Dataset records:
+ + + +

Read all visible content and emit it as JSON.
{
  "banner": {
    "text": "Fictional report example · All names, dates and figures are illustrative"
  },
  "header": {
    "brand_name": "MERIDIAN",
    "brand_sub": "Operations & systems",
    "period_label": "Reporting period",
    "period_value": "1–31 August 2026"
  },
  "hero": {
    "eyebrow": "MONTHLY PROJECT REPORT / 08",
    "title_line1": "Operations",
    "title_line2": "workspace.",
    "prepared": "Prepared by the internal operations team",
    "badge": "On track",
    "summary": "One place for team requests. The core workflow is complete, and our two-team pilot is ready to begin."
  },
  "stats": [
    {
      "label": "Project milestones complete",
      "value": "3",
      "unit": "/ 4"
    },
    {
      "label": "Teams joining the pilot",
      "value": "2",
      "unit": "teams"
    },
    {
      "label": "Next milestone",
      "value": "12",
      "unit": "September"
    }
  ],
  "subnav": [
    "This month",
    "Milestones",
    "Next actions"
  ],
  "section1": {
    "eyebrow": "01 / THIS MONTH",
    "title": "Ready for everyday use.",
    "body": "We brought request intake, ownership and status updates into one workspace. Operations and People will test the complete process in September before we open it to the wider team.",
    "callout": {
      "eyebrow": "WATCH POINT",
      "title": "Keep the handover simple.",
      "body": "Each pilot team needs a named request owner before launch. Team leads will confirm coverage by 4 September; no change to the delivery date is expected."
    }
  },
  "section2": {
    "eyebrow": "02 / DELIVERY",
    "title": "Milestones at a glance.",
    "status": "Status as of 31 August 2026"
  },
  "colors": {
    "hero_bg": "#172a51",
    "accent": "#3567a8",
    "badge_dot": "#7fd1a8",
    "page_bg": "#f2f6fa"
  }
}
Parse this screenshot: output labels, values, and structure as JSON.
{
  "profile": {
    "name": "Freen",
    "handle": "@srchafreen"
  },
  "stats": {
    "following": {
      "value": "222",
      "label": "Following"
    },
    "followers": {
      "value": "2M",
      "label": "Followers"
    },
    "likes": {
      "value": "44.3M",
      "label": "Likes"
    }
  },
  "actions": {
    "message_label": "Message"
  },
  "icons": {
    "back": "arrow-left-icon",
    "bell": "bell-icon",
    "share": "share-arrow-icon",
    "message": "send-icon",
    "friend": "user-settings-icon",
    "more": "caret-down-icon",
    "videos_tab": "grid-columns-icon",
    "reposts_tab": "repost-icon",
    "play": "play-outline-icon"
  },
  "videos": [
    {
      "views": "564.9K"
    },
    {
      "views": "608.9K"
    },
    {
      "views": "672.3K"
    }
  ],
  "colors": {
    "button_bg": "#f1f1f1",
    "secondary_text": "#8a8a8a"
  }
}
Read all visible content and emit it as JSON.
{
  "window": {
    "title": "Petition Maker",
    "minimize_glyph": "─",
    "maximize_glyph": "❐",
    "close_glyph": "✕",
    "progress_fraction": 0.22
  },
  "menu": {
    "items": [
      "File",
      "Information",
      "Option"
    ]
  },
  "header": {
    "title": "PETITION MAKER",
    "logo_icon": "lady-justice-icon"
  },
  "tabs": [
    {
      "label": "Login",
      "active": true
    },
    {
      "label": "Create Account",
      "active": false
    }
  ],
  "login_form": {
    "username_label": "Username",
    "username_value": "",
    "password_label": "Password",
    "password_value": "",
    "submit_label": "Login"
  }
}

+ + + +

Required work: Copy all lines from the material that include "before".

Result below:
    "body": "We brought request intake, ownership and status updates into one workspace. Operations and People will test the complete process in September before we open it to the wider team.",
      "body": "Each pilot team needs a named request owner before launch. Team leads will confirm coverage by 4 September; no change to the delivery date is expected."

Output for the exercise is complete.